= Task =
Would you transcribe the listing that follows, character for character, and omit its images?

==*==

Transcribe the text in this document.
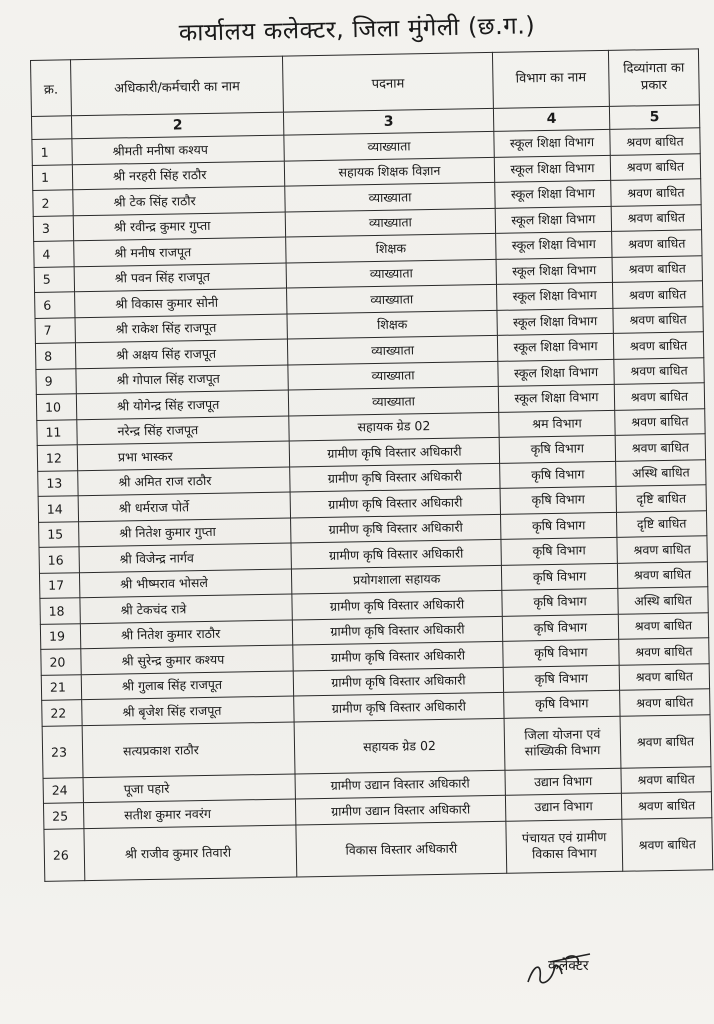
कार्यालय कलेक्टर, जिला मुंगेली (छ.ग.)
क्र.	अधिकारी/कर्मचारी का नाम	पदनाम	विभाग का नाम	दिव्यांगता का प्रकार
	2	3	4	5
1	श्रीमती मनीषा कश्यप	व्याख्याता	स्कूल शिक्षा विभाग	श्रवण बाधित
1	श्री नरहरी सिंह राठौर	सहायक शिक्षक विज्ञान	स्कूल शिक्षा विभाग	श्रवण बाधित
2	श्री टेक सिंह राठौर	व्याख्याता	स्कूल शिक्षा विभाग	श्रवण बाधित
3	श्री रवीन्द्र कुमार गुप्ता	व्याख्याता	स्कूल शिक्षा विभाग	श्रवण बाधित
4	श्री मनीष राजपूत	शिक्षक	स्कूल शिक्षा विभाग	श्रवण बाधित
5	श्री पवन सिंह राजपूत	व्याख्याता	स्कूल शिक्षा विभाग	श्रवण बाधित
6	श्री विकास कुमार सोनी	व्याख्याता	स्कूल शिक्षा विभाग	श्रवण बाधित
7	श्री राकेश सिंह राजपूत	शिक्षक	स्कूल शिक्षा विभाग	श्रवण बाधित
8	श्री अक्षय सिंह राजपूत	व्याख्याता	स्कूल शिक्षा विभाग	श्रवण बाधित
9	श्री गोपाल सिंह राजपूत	व्याख्याता	स्कूल शिक्षा विभाग	श्रवण बाधित
10	श्री योगेन्द्र सिंह राजपूत	व्याख्याता	स्कूल शिक्षा विभाग	श्रवण बाधित
11	नरेन्द्र सिंह राजपूत	सहायक ग्रेड 02	श्रम विभाग	श्रवण बाधित
12	प्रभा भास्कर	ग्रामीण कृषि विस्तार अधिकारी	कृषि विभाग	श्रवण बाधित
13	श्री अमित राज राठौर	ग्रामीण कृषि विस्तार अधिकारी	कृषि विभाग	अस्थि बाधित
14	श्री धर्मराज पोर्ते	ग्रामीण कृषि विस्तार अधिकारी	कृषि विभाग	दृष्टि बाधित
15	श्री नितेश कुमार गुप्ता	ग्रामीण कृषि विस्तार अधिकारी	कृषि विभाग	दृष्टि बाधित
16	श्री विजेन्द्र नार्गव	ग्रामीण कृषि विस्तार अधिकारी	कृषि विभाग	श्रवण बाधित
17	श्री भीष्मराव भोसले	प्रयोगशाला सहायक	कृषि विभाग	श्रवण बाधित
18	श्री टेकचंद रात्रे	ग्रामीण कृषि विस्तार अधिकारी	कृषि विभाग	अस्थि बाधित
19	श्री नितेश कुमार राठौर	ग्रामीण कृषि विस्तार अधिकारी	कृषि विभाग	श्रवण बाधित
20	श्री सुरेन्द्र कुमार कश्यप	ग्रामीण कृषि विस्तार अधिकारी	कृषि विभाग	श्रवण बाधित
21	श्री गुलाब सिंह राजपूत	ग्रामीण कृषि विस्तार अधिकारी	कृषि विभाग	श्रवण बाधित
22	श्री बृजेश सिंह राजपूत	ग्रामीण कृषि विस्तार अधिकारी	कृषि विभाग	श्रवण बाधित
23	सत्यप्रकाश राठौर	सहायक ग्रेड 02	जिला योजना एवं सांख्यिकी विभाग	श्रवण बाधित
24	पूजा पहारे	ग्रामीण उद्यान विस्तार अधिकारी	उद्यान विभाग	श्रवण बाधित
25	सतीश कुमार नवरंग	ग्रामीण उद्यान विस्तार अधिकारी	उद्यान विभाग	श्रवण बाधित
26	श्री राजीव कुमार तिवारी	विकास विस्तार अधिकारी	पंचायत एवं ग्रामीण विकास विभाग	श्रवण बाधित
कलेक्टर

==*==

= Finished answer =
Transcribe the text in this document.
कार्यालय कलेक्टर, जिला मुंगेली (छ.ग.)
क्र.	अधिकारी/कर्मचारी का नाम	पदनाम	विभाग का नाम	दिव्यांगता का प्रकार
	2	3	4	5
1	श्रीमती मनीषा कश्यप	व्याख्याता	स्कूल शिक्षा विभाग	श्रवण बाधित
1	श्री नरहरी सिंह राठौर	सहायक शिक्षक विज्ञान	स्कूल शिक्षा विभाग	श्रवण बाधित
2	श्री टेक सिंह राठौर	व्याख्याता	स्कूल शिक्षा विभाग	श्रवण बाधित
3	श्री रवीन्द्र कुमार गुप्ता	व्याख्याता	स्कूल शिक्षा विभाग	श्रवण बाधित
4	श्री मनीष राजपूत	शिक्षक	स्कूल शिक्षा विभाग	श्रवण बाधित
5	श्री पवन सिंह राजपूत	व्याख्याता	स्कूल शिक्षा विभाग	श्रवण बाधित
6	श्री विकास कुमार सोनी	व्याख्याता	स्कूल शिक्षा विभाग	श्रवण बाधित
7	श्री राकेश सिंह राजपूत	शिक्षक	स्कूल शिक्षा विभाग	श्रवण बाधित
8	श्री अक्षय सिंह राजपूत	व्याख्याता	स्कूल शिक्षा विभाग	श्रवण बाधित
9	श्री गोपाल सिंह राजपूत	व्याख्याता	स्कूल शिक्षा विभाग	श्रवण बाधित
10	श्री योगेन्द्र सिंह राजपूत	व्याख्याता	स्कूल शिक्षा विभाग	श्रवण बाधित
11	नरेन्द्र सिंह राजपूत	सहायक ग्रेड 02	श्रम विभाग	श्रवण बाधित
12	प्रभा भास्कर	ग्रामीण कृषि विस्तार अधिकारी	कृषि विभाग	श्रवण बाधित
13	श्री अमित राज राठौर	ग्रामीण कृषि विस्तार अधिकारी	कृषि विभाग	अस्थि बाधित
14	श्री धर्मराज पोर्ते	ग्रामीण कृषि विस्तार अधिकारी	कृषि विभाग	दृष्टि बाधित
15	श्री नितेश कुमार गुप्ता	ग्रामीण कृषि विस्तार अधिकारी	कृषि विभाग	दृष्टि बाधित
16	श्री विजेन्द्र नार्गव	ग्रामीण कृषि विस्तार अधिकारी	कृषि विभाग	श्रवण बाधित
17	श्री भीष्मराव भोसले	प्रयोगशाला सहायक	कृषि विभाग	श्रवण बाधित
18	श्री टेकचंद रात्रे	ग्रामीण कृषि विस्तार अधिकारी	कृषि विभाग	अस्थि बाधित
19	श्री नितेश कुमार राठौर	ग्रामीण कृषि विस्तार अधिकारी	कृषि विभाग	श्रवण बाधित
20	श्री सुरेन्द्र कुमार कश्यप	ग्रामीण कृषि विस्तार अधिकारी	कृषि विभाग	श्रवण बाधित
21	श्री गुलाब सिंह राजपूत	ग्रामीण कृषि विस्तार अधिकारी	कृषि विभाग	श्रवण बाधित
22	श्री बृजेश सिंह राजपूत	ग्रामीण कृषि विस्तार अधिकारी	कृषि विभाग	श्रवण बाधित
23	सत्यप्रकाश राठौर	सहायक ग्रेड 02	जिला योजना एवं सांख्यिकी विभाग	श्रवण बाधित
24	पूजा पहारे	ग्रामीण उद्यान विस्तार अधिकारी	उद्यान विभाग	श्रवण बाधित
25	सतीश कुमार नवरंग	ग्रामीण उद्यान विस्तार अधिकारी	उद्यान विभाग	श्रवण बाधित
26	श्री राजीव कुमार तिवारी	विकास विस्तार अधिकारी	पंचायत एवं ग्रामीण विकास विभाग	श्रवण बाधित
कलेक्टर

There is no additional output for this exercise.